* What the task asks: Repeat each entry as written and leave the images out of the copy.

* Supplied records:
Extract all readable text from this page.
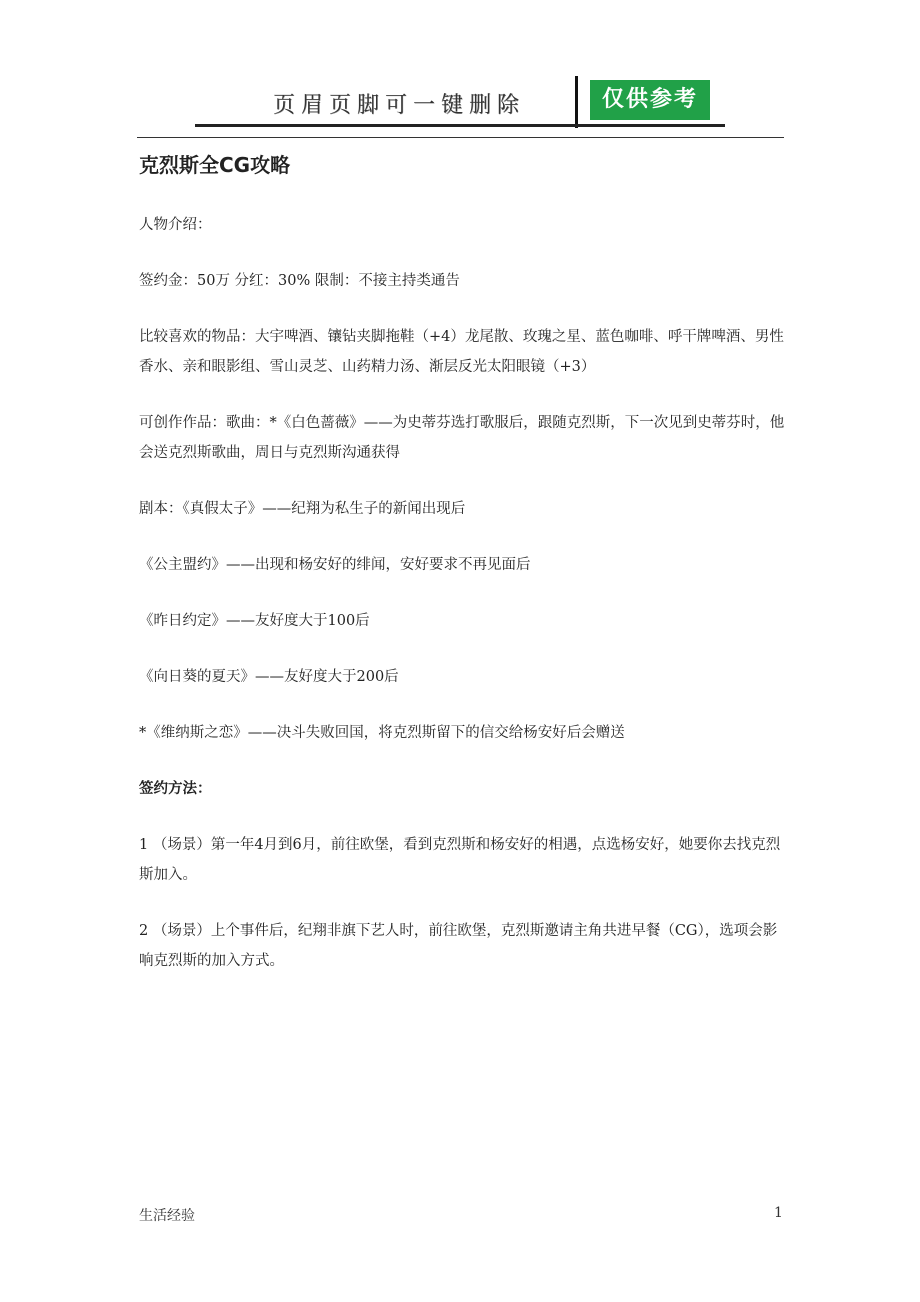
页眉页脚可一键删除	仅供参考
克烈斯全CG攻略

人物介绍：

签约金：50万 分红：30% 限制：不接主持类通告

比较喜欢的物品：大宇啤酒、镶钻夹脚拖鞋（+4）龙尾散、玫瑰之星、蓝色咖啡、呼干牌啤酒、男性香水、亲和眼影组、雪山灵芝、山药精力汤、渐层反光太阳眼镜（+3）

可创作作品：歌曲：*《白色蔷薇》——为史蒂芬选打歌服后，跟随克烈斯，下一次见到史蒂芬时，他会送克烈斯歌曲，周日与克烈斯沟通获得

剧本：《真假太子》——纪翔为私生子的新闻出现后

《公主盟约》——出现和杨安好的绯闻，安好要求不再见面后

《昨日约定》——友好度大于100后

《向日葵的夏天》——友好度大于200后

*《维纳斯之恋》——决斗失败回国，将克烈斯留下的信交给杨安好后会赠送

签约方法：

1 （场景）第一年4月到6月，前往欧堡，看到克烈斯和杨安好的相遇，点选杨安好，她要你去找克烈斯加入。

2 （场景）上个事件后，纪翔非旗下艺人时，前往欧堡，克烈斯邀请主角共进早餐（CG），选项会影响克烈斯的加入方式。

生活经验	1
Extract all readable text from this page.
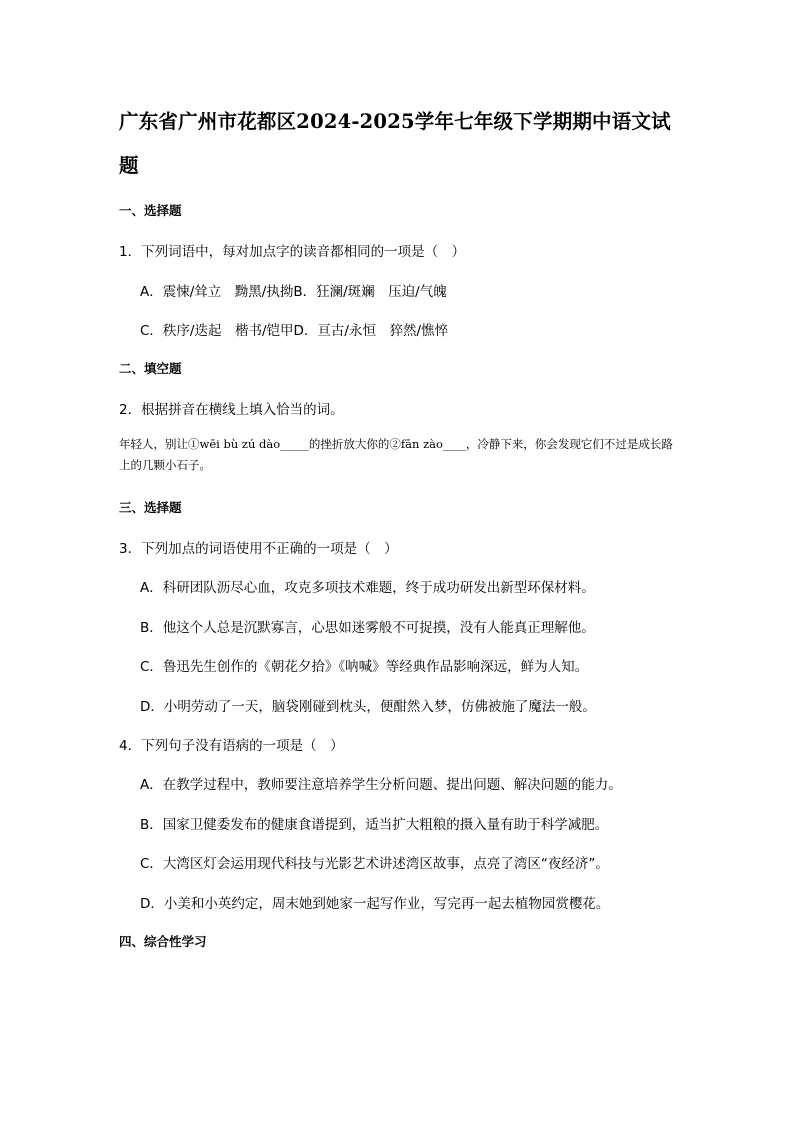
广东省广州市花都区2024-2025学年七年级下学期期中语文试题
一、选择题
1．下列词语中，每对加点字的读音都相同的一项是（　）
A．震悚/耸立　黝黑/执拗B．狂澜/斑斓　压迫/气魄
C．秩序/迭起　楷书/铠甲D．亘古/永恒　猝然/憔悴
二、填空题
2．根据拼音在横线上填入恰当的词。
年轻人，别让①wēi bù zú dào_____的挫折放大你的②fān zào____，冷静下来，你会发现它们不过是成长路上的几颗小石子。
三、选择题
3．下列加点的词语使用不正确的一项是（　）
A．科研团队沥尽心血，攻克多项技术难题，终于成功研发出新型环保材料。
B．他这个人总是沉默寡言，心思如迷雾般不可捉摸，没有人能真正理解他。
C．鲁迅先生创作的《朝花夕拾》《呐喊》等经典作品影响深远，鲜为人知。
D．小明劳动了一天，脑袋刚碰到枕头，便酣然入梦，仿佛被施了魔法一般。
4．下列句子没有语病的一项是（　）
A．在教学过程中，教师要注意培养学生分析问题、提出问题、解决问题的能力。
B．国家卫健委发布的健康食谱提到，适当扩大粗粮的摄入量有助于科学减肥。
C．大湾区灯会运用现代科技与光影艺术讲述湾区故事，点亮了湾区“夜经济”。
D．小美和小英约定，周末她到她家一起写作业，写完再一起去植物园赏樱花。
四、综合性学习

* Task response:
Extract all readable text from this page.
页眉页脚可一键删除	仅供参考
克烈斯全CG攻略

人物介绍：

签约金：50万 分红：30% 限制：不接主持类通告

比较喜欢的物品：大宇啤酒、镶钻夹脚拖鞋（+4）龙尾散、玫瑰之星、蓝色咖啡、呼干牌啤酒、男性香水、亲和眼影组、雪山灵芝、山药精力汤、渐层反光太阳眼镜（+3）

可创作作品：歌曲：*《白色蔷薇》——为史蒂芬选打歌服后，跟随克烈斯，下一次见到史蒂芬时，他会送克烈斯歌曲，周日与克烈斯沟通获得

剧本：《真假太子》——纪翔为私生子的新闻出现后

《公主盟约》——出现和杨安好的绯闻，安好要求不再见面后

《昨日约定》——友好度大于100后

《向日葵的夏天》——友好度大于200后

*《维纳斯之恋》——决斗失败回国，将克烈斯留下的信交给杨安好后会赠送

签约方法：

1 （场景）第一年4月到6月，前往欧堡，看到克烈斯和杨安好的相遇，点选杨安好，她要你去找克烈斯加入。

2 （场景）上个事件后，纪翔非旗下艺人时，前往欧堡，克烈斯邀请主角共进早餐（CG），选项会影响克烈斯的加入方式。

生活经验	1
Extract all readable text from this page.
广东省广州市花都区2024-2025学年七年级下学期期中语文试题
一、选择题
1．下列词语中，每对加点字的读音都相同的一项是（　）
A．震悚/耸立　黝黑/执拗B．狂澜/斑斓　压迫/气魄
C．秩序/迭起　楷书/铠甲D．亘古/永恒　猝然/憔悴
二、填空题
2．根据拼音在横线上填入恰当的词。
年轻人，别让①wēi bù zú dào_____的挫折放大你的②fān zào____，冷静下来，你会发现它们不过是成长路上的几颗小石子。
三、选择题
3．下列加点的词语使用不正确的一项是（　）
A．科研团队沥尽心血，攻克多项技术难题，终于成功研发出新型环保材料。
B．他这个人总是沉默寡言，心思如迷雾般不可捉摸，没有人能真正理解他。
C．鲁迅先生创作的《朝花夕拾》《呐喊》等经典作品影响深远，鲜为人知。
D．小明劳动了一天，脑袋刚碰到枕头，便酣然入梦，仿佛被施了魔法一般。
4．下列句子没有语病的一项是（　）
A．在教学过程中，教师要注意培养学生分析问题、提出问题、解决问题的能力。
B．国家卫健委发布的健康食谱提到，适当扩大粗粮的摄入量有助于科学减肥。
C．大湾区灯会运用现代科技与光影艺术讲述湾区故事，点亮了湾区“夜经济”。
D．小美和小英约定，周末她到她家一起写作业，写完再一起去植物园赏樱花。
四、综合性学习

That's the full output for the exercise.